**** Vorgegebener Text

Medienbegleitung

25 Nov., 2025
4 Minuten
Kristin van der Meer

Angst vor KI – warum sie normal ist und wie wir damit umgehen können

Zwischen Faszination und Überforderung: Ein Mut-Mach-Artikel für Lehrkräfte

Kaum ein Thema hat die Bildungswelt in den letzten Monaten so bewegt wie Künstliche
Intelligenz. Täglich erscheinen neue Tools, Plattformen und vermeintliche „Gamechanger". Gleichzeitig ist da dieses Gefühl: Was, wenn ich das alles nicht mehr schaffe? Was bedeutet das für meinen Unterricht? Für meine Rolle?

Diese Sorge ist kein Zeichen von Rückschritt, sondern von Verantwortung. Eine aktuelle Studie im Rahmen des Deutschen Schulbarometers1 zeigt: 62 Prozent der befragten Lehrkräfte fühlen sich unsicher oder sehr unsicher beim Einsatz von KI-Tools. Das bedeutet: Sie sind nicht allein. Lehrkräfte befinden sich mitten in einem Wandel, der Schule, Lernen und Rollenbilder neu definiert.
 

Warum KI Angst machen kann und was dahintersteckt

Angst ist zunächst nichts Schlechtes. Sie zeigt, dass wir uns mit einem Thema auseinandersetzen, das uns betrifft. Doch KI kann besonders sensible Bereiche der pädagogischen Arbeit berühren:

  • Verlust von Kontrolle: KI scheint alles zu wissen. Was bleibt dann noch von meiner Expertise?
  • Verunsicherung durch Geschwindigkeit: Kaum hat man etwas verstanden, ist es schon wieder überholt.
  • Ethik und Verantwortung: Wie stelle ich sicher, dass Schülerinnen und Schüler KI verantwortungsvoll nutzen?
  • Bewertung und Fairness: Wie bewerte ich Lernleistungen, wenn KI beteiligt war?
  • Daten und Datenschutz: Was passiert mit den Inhalten, die ich oder meine Schülerinnen und Schüler in Tools eingeben?

Solche Fragen sind berechtigt und sie betreffen nicht nur Technik, sondern vor allem pädagogische Haltung. Eine Studie der Ludwig-Maximilians-Universität München2 zeigt: 46 Prozent der Lehrkräfte an weiterführenden Schulen und sogar 49 Prozent an Grundschulen erklären, dass sie keine oder kaum Fähigkeiten für den Umgang mit KI besitzen.

********

# Anweisung
Welche besonders sensiblen Bereiche der pädagogischen Arbeit nennt der Text über die Angst vor KI in seiner Aufzählung? Gib alle mit dem Stichwort vor dem jeweiligen Doppelpunkt an.

**** Datensätze

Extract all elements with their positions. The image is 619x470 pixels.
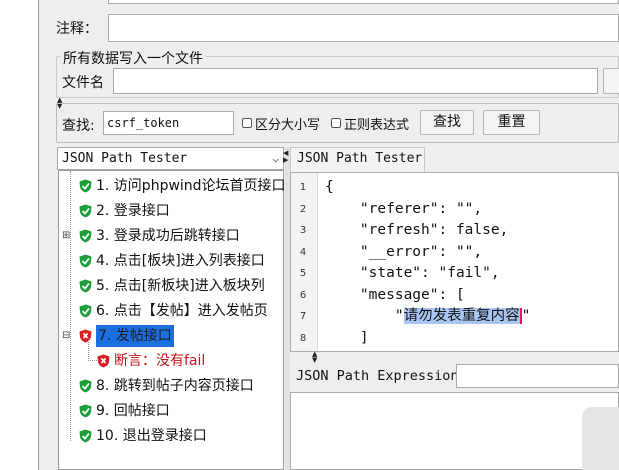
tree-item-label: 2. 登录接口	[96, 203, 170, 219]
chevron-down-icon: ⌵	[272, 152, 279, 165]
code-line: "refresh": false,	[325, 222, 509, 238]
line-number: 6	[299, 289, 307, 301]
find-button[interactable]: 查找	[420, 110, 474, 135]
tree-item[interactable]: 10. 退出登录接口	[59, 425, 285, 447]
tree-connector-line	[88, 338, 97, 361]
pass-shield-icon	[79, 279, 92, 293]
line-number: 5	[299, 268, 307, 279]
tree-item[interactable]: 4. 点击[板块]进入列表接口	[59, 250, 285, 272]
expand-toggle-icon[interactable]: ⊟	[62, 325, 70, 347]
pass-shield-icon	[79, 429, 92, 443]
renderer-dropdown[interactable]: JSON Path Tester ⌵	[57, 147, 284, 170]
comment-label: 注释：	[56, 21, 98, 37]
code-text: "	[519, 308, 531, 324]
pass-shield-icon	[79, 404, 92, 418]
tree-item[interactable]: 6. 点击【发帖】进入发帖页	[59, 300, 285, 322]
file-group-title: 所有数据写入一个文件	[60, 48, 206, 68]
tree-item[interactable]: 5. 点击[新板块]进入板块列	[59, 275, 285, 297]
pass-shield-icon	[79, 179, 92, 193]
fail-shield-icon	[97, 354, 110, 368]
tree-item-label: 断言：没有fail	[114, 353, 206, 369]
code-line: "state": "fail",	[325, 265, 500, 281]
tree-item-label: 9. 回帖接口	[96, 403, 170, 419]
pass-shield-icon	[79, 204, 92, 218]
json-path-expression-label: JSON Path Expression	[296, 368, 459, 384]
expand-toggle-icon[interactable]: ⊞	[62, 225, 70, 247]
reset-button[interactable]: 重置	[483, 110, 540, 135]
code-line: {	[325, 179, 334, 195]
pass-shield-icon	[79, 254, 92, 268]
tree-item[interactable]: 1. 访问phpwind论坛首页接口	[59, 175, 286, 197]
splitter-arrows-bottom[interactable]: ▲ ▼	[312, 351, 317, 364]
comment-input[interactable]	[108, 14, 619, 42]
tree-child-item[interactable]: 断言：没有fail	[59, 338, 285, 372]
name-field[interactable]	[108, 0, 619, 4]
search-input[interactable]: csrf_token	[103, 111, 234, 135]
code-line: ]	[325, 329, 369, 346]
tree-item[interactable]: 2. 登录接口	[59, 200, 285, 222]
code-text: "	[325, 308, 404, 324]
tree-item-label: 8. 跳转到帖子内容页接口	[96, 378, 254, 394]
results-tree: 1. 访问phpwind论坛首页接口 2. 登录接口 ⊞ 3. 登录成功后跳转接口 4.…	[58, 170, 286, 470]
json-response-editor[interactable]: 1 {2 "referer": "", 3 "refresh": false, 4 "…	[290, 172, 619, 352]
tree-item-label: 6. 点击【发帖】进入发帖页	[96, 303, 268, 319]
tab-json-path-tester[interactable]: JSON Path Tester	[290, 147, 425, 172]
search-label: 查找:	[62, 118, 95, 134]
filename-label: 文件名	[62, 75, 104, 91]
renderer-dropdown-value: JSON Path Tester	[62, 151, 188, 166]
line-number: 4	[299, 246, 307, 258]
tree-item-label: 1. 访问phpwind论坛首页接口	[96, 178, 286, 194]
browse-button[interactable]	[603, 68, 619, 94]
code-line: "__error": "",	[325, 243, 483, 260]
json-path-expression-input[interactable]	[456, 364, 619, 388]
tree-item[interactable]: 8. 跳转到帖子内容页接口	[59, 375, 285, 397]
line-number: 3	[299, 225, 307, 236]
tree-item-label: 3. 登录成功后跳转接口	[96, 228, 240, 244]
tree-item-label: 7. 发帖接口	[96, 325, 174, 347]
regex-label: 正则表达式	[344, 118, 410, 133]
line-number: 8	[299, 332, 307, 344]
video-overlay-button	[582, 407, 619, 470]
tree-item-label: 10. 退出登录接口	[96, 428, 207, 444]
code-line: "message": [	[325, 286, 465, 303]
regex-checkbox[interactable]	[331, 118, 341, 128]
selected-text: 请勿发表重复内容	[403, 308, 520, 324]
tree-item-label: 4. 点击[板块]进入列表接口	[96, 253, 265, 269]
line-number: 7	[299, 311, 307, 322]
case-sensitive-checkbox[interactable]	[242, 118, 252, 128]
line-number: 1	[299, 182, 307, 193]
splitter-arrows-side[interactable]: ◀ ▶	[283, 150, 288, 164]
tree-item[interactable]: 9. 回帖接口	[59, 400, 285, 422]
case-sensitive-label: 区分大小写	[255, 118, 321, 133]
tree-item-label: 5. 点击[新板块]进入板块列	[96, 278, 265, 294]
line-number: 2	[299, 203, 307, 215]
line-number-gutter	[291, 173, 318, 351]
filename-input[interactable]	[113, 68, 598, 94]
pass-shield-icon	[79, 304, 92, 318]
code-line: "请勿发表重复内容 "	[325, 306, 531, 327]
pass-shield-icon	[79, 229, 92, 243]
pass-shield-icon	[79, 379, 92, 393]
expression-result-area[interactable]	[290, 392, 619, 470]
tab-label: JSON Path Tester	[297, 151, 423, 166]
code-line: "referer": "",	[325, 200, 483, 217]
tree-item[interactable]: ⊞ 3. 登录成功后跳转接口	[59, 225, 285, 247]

********
**** Datensätze

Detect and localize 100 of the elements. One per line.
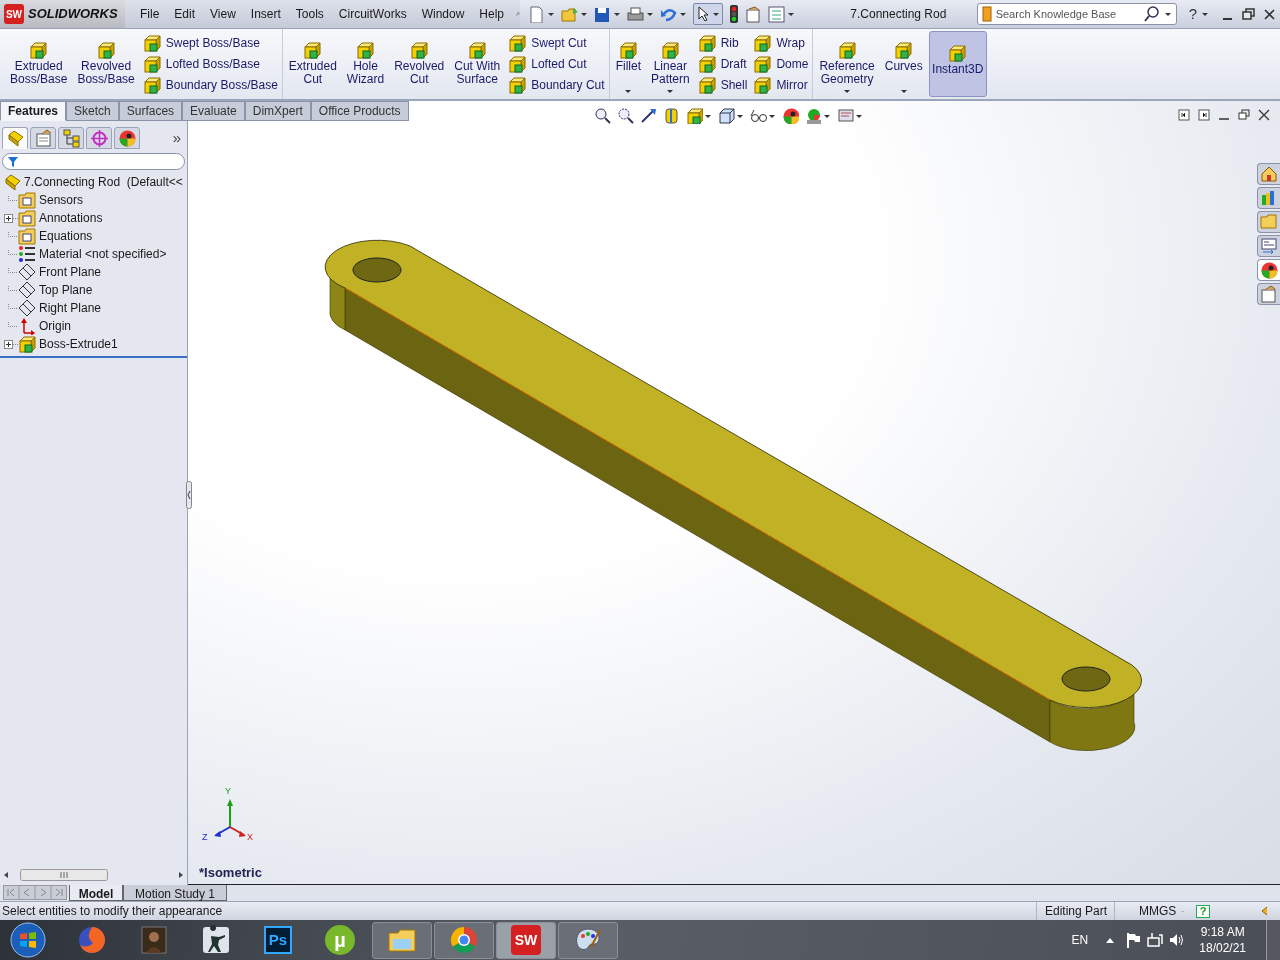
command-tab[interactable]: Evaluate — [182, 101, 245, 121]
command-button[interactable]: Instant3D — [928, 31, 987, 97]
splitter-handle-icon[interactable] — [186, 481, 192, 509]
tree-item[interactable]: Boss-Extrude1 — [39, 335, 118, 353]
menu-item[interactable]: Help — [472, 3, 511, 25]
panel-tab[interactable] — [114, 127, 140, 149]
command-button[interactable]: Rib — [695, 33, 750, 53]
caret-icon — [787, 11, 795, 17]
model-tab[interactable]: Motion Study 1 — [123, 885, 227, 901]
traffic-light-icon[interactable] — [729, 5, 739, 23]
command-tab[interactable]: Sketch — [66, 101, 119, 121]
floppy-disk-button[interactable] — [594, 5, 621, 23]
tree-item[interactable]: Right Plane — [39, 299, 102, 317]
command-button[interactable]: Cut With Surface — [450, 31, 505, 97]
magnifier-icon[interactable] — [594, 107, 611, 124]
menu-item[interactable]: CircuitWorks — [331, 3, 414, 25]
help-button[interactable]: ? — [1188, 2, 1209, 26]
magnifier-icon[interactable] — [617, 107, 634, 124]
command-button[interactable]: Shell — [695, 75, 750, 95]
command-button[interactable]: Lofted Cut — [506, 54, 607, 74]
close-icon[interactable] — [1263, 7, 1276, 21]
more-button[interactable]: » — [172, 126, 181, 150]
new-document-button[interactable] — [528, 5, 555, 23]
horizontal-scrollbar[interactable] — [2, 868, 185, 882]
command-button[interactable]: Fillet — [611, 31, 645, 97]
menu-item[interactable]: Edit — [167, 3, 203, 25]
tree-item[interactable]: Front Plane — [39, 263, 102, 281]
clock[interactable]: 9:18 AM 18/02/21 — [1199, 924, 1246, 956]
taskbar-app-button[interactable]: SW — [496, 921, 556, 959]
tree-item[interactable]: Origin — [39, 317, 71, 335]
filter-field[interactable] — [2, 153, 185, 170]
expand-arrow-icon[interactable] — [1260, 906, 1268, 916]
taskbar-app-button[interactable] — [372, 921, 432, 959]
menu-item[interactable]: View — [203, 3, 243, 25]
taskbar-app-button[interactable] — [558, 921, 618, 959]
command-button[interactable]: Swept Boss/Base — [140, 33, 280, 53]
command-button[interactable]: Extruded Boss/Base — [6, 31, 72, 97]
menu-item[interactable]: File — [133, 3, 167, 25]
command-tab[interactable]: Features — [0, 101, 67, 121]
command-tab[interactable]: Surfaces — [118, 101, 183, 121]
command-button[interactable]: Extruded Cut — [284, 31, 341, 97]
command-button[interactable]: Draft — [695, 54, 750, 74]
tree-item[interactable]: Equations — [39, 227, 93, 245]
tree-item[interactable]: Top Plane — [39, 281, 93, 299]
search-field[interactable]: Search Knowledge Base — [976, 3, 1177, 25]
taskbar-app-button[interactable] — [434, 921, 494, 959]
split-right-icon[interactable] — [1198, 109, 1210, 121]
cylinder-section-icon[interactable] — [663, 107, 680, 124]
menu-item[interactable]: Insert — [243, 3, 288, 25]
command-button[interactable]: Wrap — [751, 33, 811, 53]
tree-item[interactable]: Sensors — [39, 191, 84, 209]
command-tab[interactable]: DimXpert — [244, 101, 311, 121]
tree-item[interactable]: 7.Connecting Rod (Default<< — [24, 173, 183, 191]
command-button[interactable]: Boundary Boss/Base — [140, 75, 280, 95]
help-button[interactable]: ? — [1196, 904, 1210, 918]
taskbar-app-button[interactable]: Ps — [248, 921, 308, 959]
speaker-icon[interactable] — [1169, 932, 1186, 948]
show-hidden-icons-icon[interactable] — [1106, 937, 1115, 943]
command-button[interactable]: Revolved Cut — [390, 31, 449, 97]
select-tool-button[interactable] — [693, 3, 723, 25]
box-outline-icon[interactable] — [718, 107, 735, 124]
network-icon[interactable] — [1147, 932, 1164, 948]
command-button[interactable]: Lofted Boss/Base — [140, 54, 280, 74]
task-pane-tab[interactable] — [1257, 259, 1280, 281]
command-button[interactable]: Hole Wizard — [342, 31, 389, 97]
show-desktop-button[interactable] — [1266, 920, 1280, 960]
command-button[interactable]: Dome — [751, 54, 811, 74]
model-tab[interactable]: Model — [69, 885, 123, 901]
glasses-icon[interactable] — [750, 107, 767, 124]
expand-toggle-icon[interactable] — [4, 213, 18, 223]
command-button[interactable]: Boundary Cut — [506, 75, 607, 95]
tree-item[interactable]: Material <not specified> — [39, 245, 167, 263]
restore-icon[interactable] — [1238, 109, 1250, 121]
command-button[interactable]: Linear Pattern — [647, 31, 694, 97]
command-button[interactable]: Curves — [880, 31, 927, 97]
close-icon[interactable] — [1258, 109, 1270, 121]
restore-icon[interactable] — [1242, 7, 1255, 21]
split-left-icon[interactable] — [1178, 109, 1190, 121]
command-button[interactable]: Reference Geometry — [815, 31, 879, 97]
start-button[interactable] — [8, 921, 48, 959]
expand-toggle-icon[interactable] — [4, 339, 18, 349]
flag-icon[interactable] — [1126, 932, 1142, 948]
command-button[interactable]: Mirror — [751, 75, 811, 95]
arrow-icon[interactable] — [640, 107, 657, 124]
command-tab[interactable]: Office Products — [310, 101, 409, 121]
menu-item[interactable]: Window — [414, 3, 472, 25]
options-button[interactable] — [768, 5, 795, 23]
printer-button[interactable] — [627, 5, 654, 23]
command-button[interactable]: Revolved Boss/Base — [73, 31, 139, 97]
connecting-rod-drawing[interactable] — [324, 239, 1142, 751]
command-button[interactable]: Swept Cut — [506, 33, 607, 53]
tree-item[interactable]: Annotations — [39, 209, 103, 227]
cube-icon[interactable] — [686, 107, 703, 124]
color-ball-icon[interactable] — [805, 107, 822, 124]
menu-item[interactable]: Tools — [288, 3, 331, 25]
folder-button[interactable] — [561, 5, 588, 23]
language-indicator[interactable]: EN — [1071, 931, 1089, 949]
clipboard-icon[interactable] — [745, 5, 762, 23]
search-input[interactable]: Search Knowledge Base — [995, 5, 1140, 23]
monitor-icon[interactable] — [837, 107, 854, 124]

********
**** Datensätze

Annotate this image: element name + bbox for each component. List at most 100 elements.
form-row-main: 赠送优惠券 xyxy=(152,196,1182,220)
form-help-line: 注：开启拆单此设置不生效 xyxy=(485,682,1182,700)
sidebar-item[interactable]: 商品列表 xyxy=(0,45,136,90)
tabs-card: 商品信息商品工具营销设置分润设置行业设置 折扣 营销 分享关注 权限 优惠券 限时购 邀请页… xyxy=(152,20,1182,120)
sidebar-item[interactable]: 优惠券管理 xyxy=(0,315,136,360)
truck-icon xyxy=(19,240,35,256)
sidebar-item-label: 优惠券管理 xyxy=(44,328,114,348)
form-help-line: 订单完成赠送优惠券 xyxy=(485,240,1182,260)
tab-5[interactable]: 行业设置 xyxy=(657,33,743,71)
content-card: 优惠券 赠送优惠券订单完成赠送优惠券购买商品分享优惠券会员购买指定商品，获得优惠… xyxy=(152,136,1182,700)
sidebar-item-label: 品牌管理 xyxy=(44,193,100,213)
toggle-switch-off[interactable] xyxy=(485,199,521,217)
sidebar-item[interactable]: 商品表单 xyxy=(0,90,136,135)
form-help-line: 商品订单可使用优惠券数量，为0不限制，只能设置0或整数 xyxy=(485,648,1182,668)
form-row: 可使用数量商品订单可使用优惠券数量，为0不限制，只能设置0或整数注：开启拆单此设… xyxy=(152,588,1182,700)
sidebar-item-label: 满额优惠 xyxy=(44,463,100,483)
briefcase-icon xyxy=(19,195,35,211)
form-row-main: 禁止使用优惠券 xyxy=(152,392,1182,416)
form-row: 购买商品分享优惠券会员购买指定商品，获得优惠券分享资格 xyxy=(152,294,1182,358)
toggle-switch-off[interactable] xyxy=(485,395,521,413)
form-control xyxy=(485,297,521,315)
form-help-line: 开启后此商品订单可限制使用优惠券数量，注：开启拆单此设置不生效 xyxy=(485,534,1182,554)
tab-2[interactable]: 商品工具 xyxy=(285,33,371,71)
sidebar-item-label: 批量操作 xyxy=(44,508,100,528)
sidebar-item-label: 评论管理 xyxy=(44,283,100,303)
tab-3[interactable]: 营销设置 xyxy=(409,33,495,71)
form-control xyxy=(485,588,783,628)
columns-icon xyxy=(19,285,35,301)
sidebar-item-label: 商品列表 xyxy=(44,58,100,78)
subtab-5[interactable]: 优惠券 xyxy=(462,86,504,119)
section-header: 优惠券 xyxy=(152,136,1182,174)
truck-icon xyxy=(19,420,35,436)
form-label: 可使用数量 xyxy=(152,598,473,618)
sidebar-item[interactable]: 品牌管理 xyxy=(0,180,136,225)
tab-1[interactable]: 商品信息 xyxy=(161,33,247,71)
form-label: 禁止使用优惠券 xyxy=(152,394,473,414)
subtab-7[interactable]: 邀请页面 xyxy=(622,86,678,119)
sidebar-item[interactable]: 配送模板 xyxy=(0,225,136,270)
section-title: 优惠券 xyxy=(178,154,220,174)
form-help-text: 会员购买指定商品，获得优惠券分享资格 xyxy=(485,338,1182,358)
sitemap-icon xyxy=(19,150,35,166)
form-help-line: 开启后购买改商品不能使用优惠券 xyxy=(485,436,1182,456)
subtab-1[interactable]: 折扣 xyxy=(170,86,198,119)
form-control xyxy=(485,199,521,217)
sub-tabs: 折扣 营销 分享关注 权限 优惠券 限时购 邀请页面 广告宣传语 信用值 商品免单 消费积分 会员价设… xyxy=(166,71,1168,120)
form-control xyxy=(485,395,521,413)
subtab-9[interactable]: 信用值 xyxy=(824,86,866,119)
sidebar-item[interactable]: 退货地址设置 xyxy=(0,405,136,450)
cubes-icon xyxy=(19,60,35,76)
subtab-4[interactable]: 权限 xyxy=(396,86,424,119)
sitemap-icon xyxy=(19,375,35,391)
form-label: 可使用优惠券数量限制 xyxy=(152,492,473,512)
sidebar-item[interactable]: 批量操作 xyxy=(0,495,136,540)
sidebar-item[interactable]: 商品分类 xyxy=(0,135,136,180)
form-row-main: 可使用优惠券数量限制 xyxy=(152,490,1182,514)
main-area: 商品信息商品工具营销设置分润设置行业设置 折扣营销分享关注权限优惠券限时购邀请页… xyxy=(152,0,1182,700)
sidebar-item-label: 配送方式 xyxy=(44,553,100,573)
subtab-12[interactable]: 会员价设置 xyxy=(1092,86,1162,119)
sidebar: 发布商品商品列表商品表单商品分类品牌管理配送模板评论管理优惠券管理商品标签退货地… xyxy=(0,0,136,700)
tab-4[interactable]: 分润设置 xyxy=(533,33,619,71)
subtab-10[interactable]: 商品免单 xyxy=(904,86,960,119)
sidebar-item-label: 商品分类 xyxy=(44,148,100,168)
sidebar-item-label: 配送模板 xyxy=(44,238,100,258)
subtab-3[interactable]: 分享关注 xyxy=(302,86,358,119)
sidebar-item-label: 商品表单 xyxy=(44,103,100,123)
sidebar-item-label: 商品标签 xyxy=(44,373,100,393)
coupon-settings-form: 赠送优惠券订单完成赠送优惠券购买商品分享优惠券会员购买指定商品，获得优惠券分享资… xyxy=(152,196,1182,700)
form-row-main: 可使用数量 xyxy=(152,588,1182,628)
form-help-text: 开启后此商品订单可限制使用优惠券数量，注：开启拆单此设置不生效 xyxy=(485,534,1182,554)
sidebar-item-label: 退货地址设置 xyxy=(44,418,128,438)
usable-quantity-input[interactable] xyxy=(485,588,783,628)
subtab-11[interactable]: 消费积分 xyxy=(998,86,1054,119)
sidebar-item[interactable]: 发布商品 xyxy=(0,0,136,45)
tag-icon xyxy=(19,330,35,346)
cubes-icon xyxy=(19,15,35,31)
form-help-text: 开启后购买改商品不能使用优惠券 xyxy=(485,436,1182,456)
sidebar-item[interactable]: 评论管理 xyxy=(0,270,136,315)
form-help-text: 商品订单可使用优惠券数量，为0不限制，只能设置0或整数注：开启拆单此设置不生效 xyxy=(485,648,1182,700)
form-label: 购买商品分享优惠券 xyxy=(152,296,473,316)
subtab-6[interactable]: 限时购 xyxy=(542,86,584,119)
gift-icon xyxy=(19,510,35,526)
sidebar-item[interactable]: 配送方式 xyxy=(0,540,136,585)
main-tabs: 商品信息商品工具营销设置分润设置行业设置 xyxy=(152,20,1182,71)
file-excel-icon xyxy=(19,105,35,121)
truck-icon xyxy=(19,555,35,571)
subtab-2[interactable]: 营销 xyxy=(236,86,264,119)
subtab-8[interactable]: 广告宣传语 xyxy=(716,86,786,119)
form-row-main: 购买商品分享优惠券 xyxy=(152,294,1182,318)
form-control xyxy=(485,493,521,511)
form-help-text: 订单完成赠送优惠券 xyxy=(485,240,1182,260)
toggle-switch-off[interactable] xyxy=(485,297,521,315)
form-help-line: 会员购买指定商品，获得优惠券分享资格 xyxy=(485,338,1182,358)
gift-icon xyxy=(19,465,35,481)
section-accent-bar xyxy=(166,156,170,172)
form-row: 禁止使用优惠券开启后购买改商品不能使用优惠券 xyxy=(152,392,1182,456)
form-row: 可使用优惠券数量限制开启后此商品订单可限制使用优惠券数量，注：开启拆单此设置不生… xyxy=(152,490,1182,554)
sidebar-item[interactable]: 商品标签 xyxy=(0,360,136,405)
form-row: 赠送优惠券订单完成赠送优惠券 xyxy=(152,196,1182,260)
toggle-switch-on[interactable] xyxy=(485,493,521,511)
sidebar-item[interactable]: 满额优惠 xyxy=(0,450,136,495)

********

# Erledigte Aufgabe
- Verlust von Kontrolle
- Verunsicherung durch Geschwindigkeit
- Ethik und Verantwortung
- Bewertung und Fairness
- Daten und Datenschutz